■ Problem to work on
Print the whole listing exactly.

■ Records for the exercise
______

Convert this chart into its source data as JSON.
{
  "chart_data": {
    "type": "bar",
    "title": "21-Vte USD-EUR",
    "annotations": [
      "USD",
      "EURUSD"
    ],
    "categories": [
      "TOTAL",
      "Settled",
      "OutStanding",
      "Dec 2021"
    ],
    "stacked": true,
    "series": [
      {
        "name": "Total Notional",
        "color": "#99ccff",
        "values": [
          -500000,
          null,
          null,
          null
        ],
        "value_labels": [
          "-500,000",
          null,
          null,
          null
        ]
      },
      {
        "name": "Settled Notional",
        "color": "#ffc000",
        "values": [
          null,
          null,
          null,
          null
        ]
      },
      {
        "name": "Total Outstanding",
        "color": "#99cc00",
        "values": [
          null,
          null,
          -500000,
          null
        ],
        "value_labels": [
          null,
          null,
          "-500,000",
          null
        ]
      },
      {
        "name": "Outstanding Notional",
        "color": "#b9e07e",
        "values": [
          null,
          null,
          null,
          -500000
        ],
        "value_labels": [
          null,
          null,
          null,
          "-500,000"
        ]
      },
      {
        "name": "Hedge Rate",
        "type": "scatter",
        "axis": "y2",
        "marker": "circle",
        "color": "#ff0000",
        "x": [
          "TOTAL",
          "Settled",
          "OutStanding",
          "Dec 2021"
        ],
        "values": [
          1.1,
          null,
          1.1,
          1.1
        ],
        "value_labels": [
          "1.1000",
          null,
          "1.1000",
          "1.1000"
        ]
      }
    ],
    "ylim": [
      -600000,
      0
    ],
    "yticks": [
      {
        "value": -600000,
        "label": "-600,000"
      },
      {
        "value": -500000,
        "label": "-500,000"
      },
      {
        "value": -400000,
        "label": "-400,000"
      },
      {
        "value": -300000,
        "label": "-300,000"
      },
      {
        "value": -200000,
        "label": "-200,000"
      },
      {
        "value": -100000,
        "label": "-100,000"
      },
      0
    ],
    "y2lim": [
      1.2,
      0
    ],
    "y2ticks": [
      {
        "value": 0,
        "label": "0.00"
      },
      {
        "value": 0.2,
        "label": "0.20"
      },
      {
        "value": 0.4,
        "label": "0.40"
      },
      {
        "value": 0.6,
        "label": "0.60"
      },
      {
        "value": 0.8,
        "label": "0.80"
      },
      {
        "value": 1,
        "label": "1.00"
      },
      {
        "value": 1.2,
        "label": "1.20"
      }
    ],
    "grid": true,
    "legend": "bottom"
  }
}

______

■ Response
Convert this chart into its source data as JSON.
{
  "chart_data": {
    "type": "bar",
    "title": "21-Vte USD-EUR",
    "annotations": [
      "USD",
      "EURUSD"
    ],
    "categories": [
      "TOTAL",
      "Settled",
      "OutStanding",
      "Dec 2021"
    ],
    "stacked": true,
    "series": [
      {
        "name": "Total Notional",
        "color": "#99ccff",
        "values": [
          -500000,
          null,
          null,
          null
        ],
        "value_labels": [
          "-500,000",
          null,
          null,
          null
        ]
      },
      {
        "name": "Settled Notional",
        "color": "#ffc000",
        "values": [
          null,
          null,
          null,
          null
        ]
      },
      {
        "name": "Total Outstanding",
        "color": "#99cc00",
        "values": [
          null,
          null,
          -500000,
          null
        ],
        "value_labels": [
          null,
          null,
          "-500,000",
          null
        ]
      },
      {
        "name": "Outstanding Notional",
        "color": "#b9e07e",
        "values": [
          null,
          null,
          null,
          -500000
        ],
        "value_labels": [
          null,
          null,
          null,
          "-500,000"
        ]
      },
      {
        "name": "Hedge Rate",
        "type": "scatter",
        "axis": "y2",
        "marker": "circle",
        "color": "#ff0000",
        "x": [
          "TOTAL",
          "Settled",
          "OutStanding",
          "Dec 2021"
        ],
        "values": [
          1.1,
          null,
          1.1,
          1.1
        ],
        "value_labels": [
          "1.1000",
          null,
          "1.1000",
          "1.1000"
        ]
      }
    ],
    "ylim": [
      -600000,
      0
    ],
    "yticks": [
      {
        "value": -600000,
        "label": "-600,000"
      },
      {
        "value": -500000,
        "label": "-500,000"
      },
      {
        "value": -400000,
        "label": "-400,000"
      },
      {
        "value": -300000,
        "label": "-300,000"
      },
      {
        "value": -200000,
        "label": "-200,000"
      },
      {
        "value": -100000,
        "label": "-100,000"
      },
      0
    ],
    "y2lim": [
      1.2,
      0
    ],
    "y2ticks": [
      {
        "value": 0,
        "label": "0.00"
      },
      {
        "value": 0.2,
        "label": "0.20"
      },
      {
        "value": 0.4,
        "label": "0.40"
      },
      {
        "value": 0.6,
        "label": "0.60"
      },
      {
        "value": 0.8,
        "label": "0.80"
      },
      {
        "value": 1,
        "label": "1.00"
      },
      {
        "value": 1.2,
        "label": "1.20"
      }
    ],
    "grid": true,
    "legend": "bottom"
  }
}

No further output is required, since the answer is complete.